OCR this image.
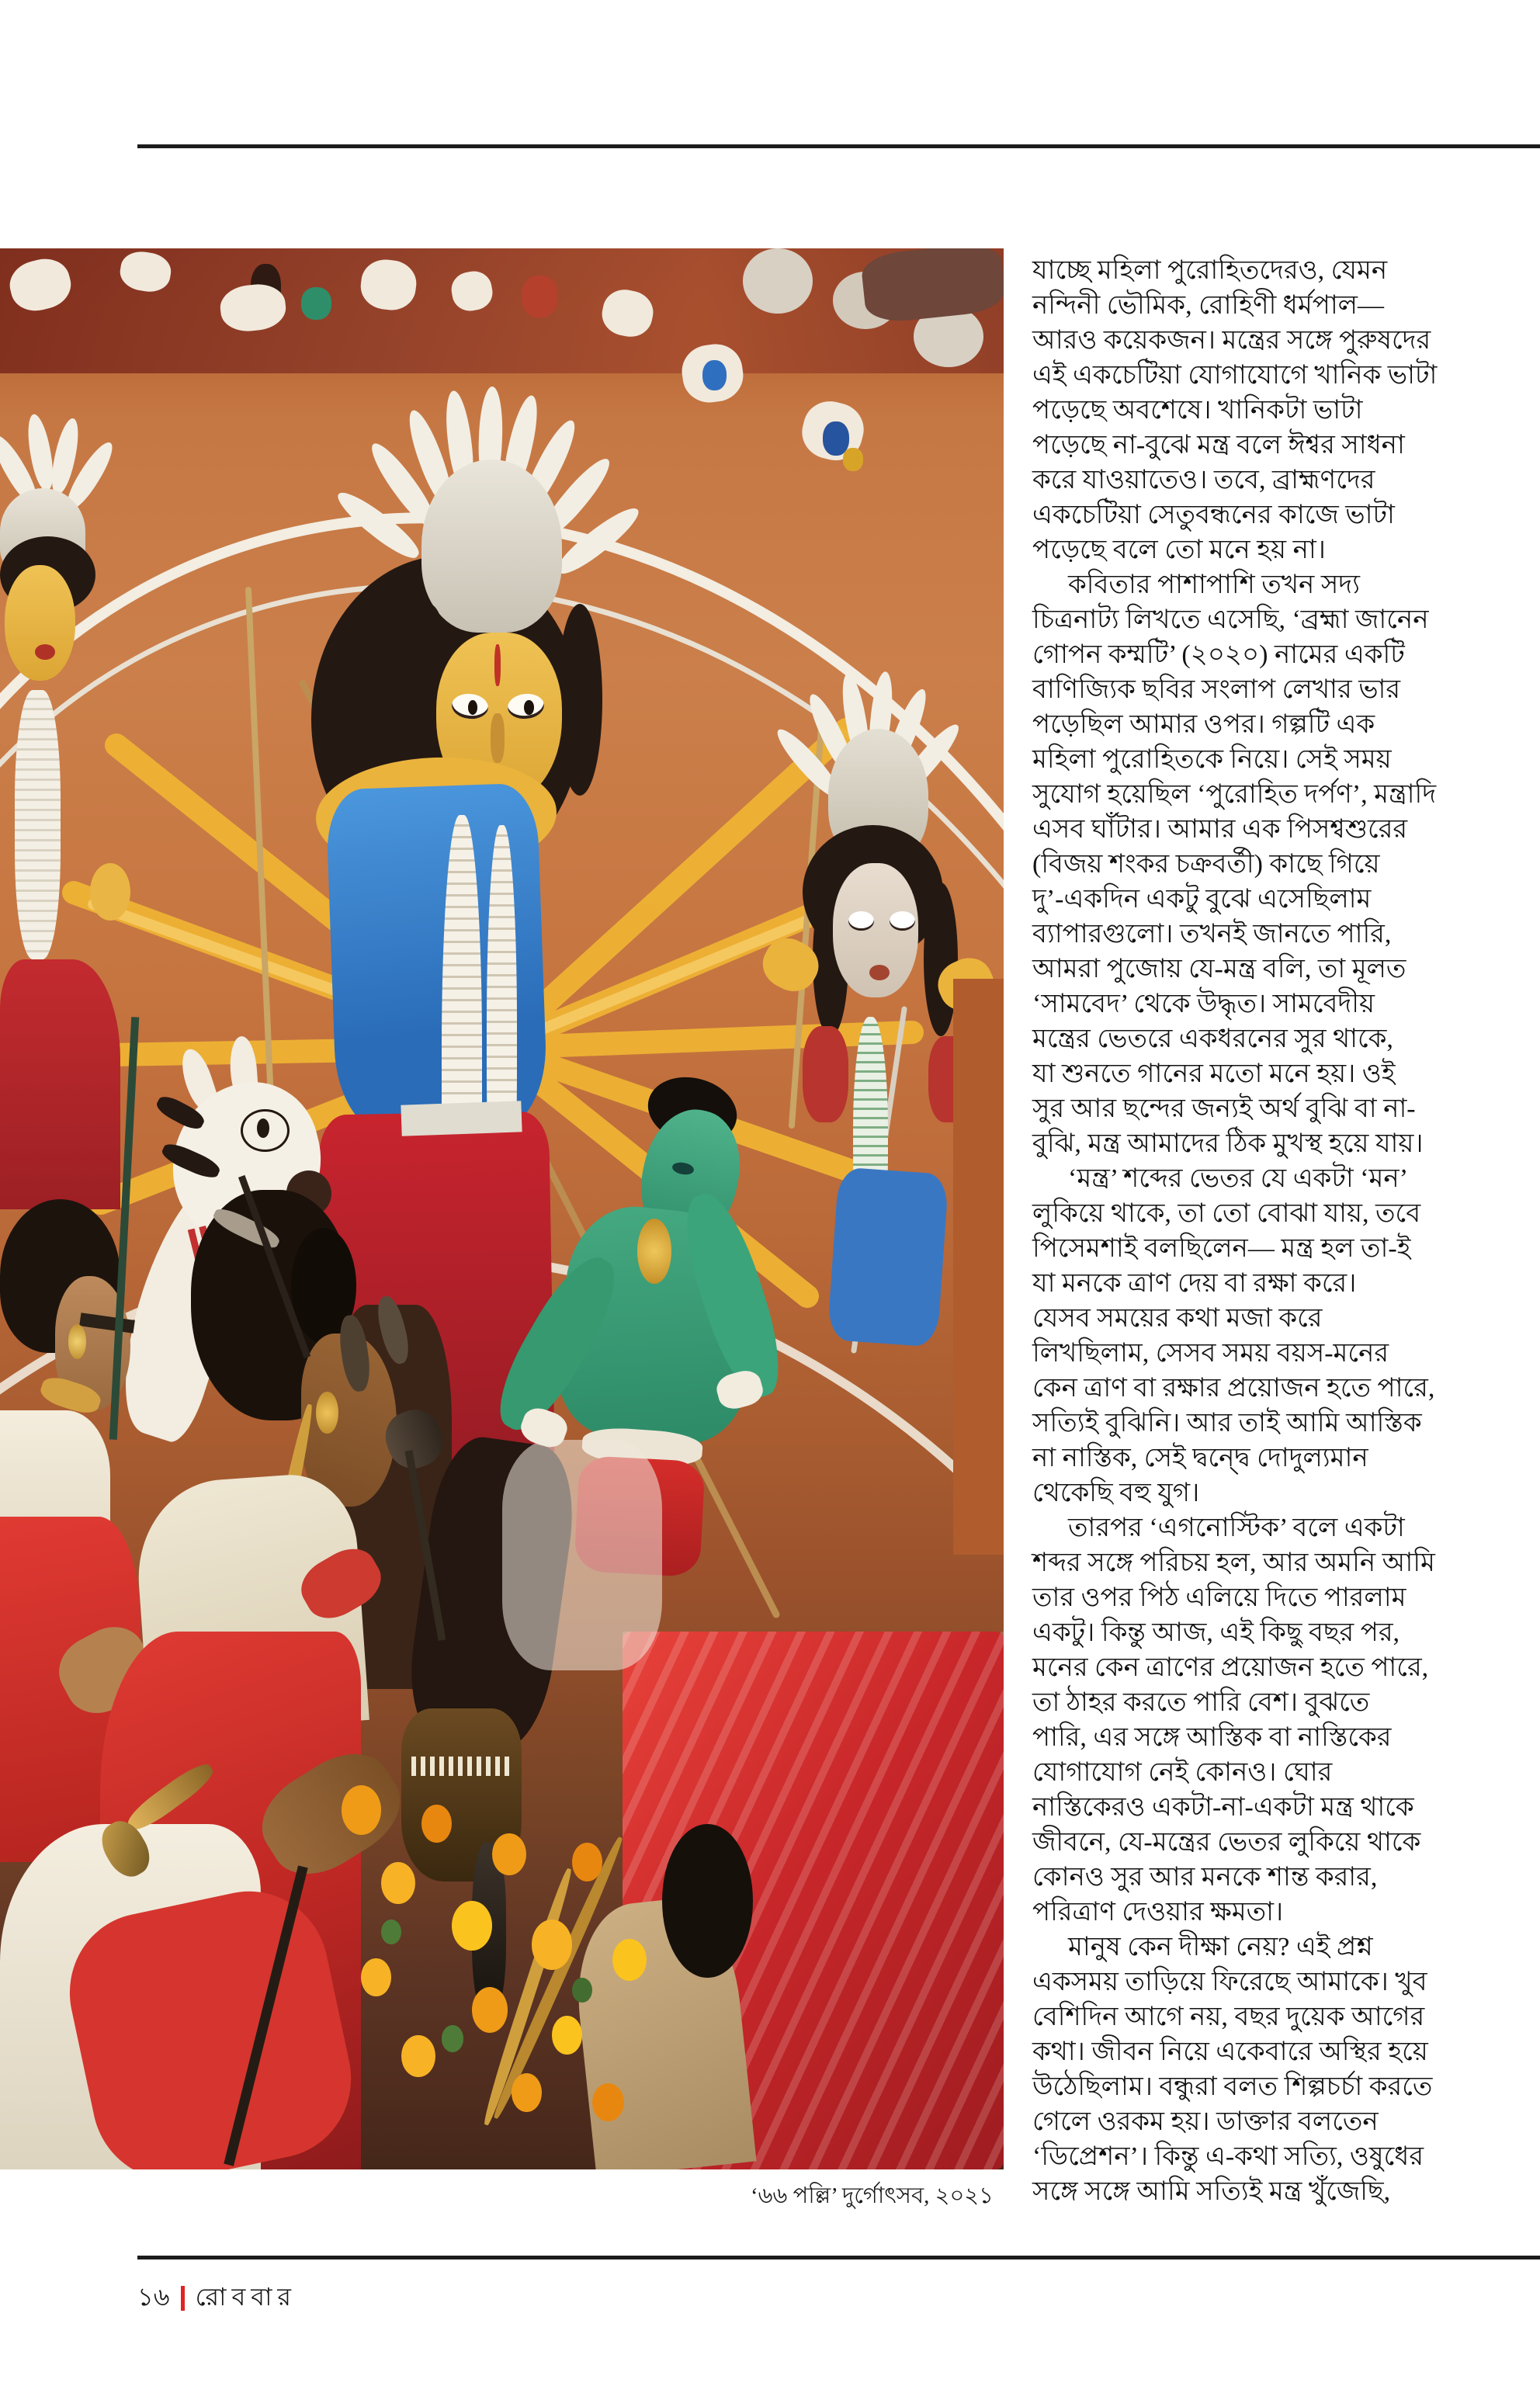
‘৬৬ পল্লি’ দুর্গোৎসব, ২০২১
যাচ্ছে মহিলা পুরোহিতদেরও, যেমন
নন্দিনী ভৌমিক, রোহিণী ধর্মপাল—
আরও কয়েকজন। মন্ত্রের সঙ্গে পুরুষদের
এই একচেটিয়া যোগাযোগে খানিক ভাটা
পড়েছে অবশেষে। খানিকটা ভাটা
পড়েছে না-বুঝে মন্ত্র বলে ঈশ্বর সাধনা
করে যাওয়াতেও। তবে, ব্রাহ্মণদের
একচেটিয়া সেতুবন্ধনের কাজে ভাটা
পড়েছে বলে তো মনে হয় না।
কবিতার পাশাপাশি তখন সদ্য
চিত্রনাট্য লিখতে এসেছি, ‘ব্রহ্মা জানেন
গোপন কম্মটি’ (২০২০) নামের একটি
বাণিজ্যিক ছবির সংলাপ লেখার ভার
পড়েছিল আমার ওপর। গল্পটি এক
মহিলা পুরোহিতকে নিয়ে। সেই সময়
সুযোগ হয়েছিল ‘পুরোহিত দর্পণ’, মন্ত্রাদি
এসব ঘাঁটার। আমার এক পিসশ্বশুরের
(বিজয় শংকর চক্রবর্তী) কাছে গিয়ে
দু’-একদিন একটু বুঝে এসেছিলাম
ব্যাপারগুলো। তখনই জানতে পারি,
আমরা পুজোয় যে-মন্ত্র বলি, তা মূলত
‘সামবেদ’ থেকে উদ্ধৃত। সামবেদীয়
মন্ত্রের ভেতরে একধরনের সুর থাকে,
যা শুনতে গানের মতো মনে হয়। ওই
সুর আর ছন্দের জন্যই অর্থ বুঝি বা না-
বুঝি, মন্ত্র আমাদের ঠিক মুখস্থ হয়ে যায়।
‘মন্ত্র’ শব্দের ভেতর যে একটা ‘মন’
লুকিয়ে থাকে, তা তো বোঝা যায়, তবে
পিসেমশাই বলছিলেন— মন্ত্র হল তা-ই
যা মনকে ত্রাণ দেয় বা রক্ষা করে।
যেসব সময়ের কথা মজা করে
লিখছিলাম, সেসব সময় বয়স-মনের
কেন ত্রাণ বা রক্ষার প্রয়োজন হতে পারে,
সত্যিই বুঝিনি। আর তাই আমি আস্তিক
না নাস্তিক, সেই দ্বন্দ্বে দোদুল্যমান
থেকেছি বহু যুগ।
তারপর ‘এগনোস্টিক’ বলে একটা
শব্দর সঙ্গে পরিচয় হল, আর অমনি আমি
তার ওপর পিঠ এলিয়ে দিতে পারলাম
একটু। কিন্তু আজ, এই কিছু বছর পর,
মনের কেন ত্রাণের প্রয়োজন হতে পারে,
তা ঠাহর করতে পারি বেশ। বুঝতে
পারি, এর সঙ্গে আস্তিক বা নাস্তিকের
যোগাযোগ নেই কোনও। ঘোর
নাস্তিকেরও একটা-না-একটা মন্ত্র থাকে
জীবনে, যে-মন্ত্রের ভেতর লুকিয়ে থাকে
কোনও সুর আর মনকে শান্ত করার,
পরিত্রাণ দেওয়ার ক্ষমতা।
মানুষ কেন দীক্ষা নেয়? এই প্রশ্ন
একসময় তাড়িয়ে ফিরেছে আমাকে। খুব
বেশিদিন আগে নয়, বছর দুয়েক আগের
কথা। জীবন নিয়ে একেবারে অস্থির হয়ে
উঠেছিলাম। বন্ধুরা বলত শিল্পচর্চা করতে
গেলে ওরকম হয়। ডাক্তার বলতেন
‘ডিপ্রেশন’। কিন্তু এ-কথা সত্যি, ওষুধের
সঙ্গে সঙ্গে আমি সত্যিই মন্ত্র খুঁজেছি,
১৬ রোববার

----

All the lines above are to be reproduced exactly, except the pictures.

**RESPONSE FOR THIS EXERCISE**
OCR this image.
‘৬৬ পল্লি’ দুর্গোৎসব, ২০২১
যাচ্ছে মহিলা পুরোহিতদেরও, যেমন
নন্দিনী ভৌমিক, রোহিণী ধর্মপাল—
আরও কয়েকজন। মন্ত্রের সঙ্গে পুরুষদের
এই একচেটিয়া যোগাযোগে খানিক ভাটা
পড়েছে অবশেষে। খানিকটা ভাটা
পড়েছে না-বুঝে মন্ত্র বলে ঈশ্বর সাধনা
করে যাওয়াতেও। তবে, ব্রাহ্মণদের
একচেটিয়া সেতুবন্ধনের কাজে ভাটা
পড়েছে বলে তো মনে হয় না।
কবিতার পাশাপাশি তখন সদ্য
চিত্রনাট্য লিখতে এসেছি, ‘ব্রহ্মা জানেন
গোপন কম্মটি’ (২০২০) নামের একটি
বাণিজ্যিক ছবির সংলাপ লেখার ভার
পড়েছিল আমার ওপর। গল্পটি এক
মহিলা পুরোহিতকে নিয়ে। সেই সময়
সুযোগ হয়েছিল ‘পুরোহিত দর্পণ’, মন্ত্রাদি
এসব ঘাঁটার। আমার এক পিসশ্বশুরের
(বিজয় শংকর চক্রবর্তী) কাছে গিয়ে
দু’-একদিন একটু বুঝে এসেছিলাম
ব্যাপারগুলো। তখনই জানতে পারি,
আমরা পুজোয় যে-মন্ত্র বলি, তা মূলত
‘সামবেদ’ থেকে উদ্ধৃত। সামবেদীয়
মন্ত্রের ভেতরে একধরনের সুর থাকে,
যা শুনতে গানের মতো মনে হয়। ওই
সুর আর ছন্দের জন্যই অর্থ বুঝি বা না-
বুঝি, মন্ত্র আমাদের ঠিক মুখস্থ হয়ে যায়।
‘মন্ত্র’ শব্দের ভেতর যে একটা ‘মন’
লুকিয়ে থাকে, তা তো বোঝা যায়, তবে
পিসেমশাই বলছিলেন— মন্ত্র হল তা-ই
যা মনকে ত্রাণ দেয় বা রক্ষা করে।
যেসব সময়ের কথা মজা করে
লিখছিলাম, সেসব সময় বয়স-মনের
কেন ত্রাণ বা রক্ষার প্রয়োজন হতে পারে,
সত্যিই বুঝিনি। আর তাই আমি আস্তিক
না নাস্তিক, সেই দ্বন্দ্বে দোদুল্যমান
থেকেছি বহু যুগ।
তারপর ‘এগনোস্টিক’ বলে একটা
শব্দর সঙ্গে পরিচয় হল, আর অমনি আমি
তার ওপর পিঠ এলিয়ে দিতে পারলাম
একটু। কিন্তু আজ, এই কিছু বছর পর,
মনের কেন ত্রাণের প্রয়োজন হতে পারে,
তা ঠাহর করতে পারি বেশ। বুঝতে
পারি, এর সঙ্গে আস্তিক বা নাস্তিকের
যোগাযোগ নেই কোনও। ঘোর
নাস্তিকেরও একটা-না-একটা মন্ত্র থাকে
জীবনে, যে-মন্ত্রের ভেতর লুকিয়ে থাকে
কোনও সুর আর মনকে শান্ত করার,
পরিত্রাণ দেওয়ার ক্ষমতা।
মানুষ কেন দীক্ষা নেয়? এই প্রশ্ন
একসময় তাড়িয়ে ফিরেছে আমাকে। খুব
বেশিদিন আগে নয়, বছর দুয়েক আগের
কথা। জীবন নিয়ে একেবারে অস্থির হয়ে
উঠেছিলাম। বন্ধুরা বলত শিল্পচর্চা করতে
গেলে ওরকম হয়। ডাক্তার বলতেন
‘ডিপ্রেশন’। কিন্তু এ-কথা সত্যি, ওষুধের
সঙ্গে সঙ্গে আমি সত্যিই মন্ত্র খুঁজেছি,
১৬ রোববার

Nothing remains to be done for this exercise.